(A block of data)
((
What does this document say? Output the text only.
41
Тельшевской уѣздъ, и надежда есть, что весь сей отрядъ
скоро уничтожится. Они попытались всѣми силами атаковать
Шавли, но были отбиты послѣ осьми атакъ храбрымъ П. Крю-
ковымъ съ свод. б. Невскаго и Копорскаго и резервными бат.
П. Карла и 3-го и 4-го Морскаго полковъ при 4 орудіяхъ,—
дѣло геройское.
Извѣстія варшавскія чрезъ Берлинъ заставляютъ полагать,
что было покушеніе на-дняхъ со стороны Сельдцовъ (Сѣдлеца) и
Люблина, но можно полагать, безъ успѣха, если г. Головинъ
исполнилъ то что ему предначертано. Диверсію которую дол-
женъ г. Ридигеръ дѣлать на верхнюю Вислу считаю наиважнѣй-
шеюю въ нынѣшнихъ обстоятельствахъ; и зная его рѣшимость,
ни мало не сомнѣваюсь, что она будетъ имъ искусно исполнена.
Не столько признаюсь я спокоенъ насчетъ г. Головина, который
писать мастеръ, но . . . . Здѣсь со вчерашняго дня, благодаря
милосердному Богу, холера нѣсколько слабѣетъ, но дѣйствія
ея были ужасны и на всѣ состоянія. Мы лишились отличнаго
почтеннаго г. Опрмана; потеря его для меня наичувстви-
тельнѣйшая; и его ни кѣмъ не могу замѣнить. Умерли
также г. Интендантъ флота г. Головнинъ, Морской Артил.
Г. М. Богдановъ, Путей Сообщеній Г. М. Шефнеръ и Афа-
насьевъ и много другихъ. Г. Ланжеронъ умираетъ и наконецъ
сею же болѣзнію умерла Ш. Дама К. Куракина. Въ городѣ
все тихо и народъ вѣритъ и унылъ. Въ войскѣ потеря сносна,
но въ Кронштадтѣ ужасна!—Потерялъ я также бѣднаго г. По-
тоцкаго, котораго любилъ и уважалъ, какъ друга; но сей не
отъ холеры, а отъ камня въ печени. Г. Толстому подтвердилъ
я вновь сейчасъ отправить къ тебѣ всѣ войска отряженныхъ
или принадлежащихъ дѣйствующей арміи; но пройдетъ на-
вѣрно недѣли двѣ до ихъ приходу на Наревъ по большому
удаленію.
))
Every line that holds the word "полагать" should be extracted.

Извѣстія варшавскія чрезъ Берлинъ заставляютъ полагать,
Люблина, но можно полагать, безъ успѣха, если г. Головинъ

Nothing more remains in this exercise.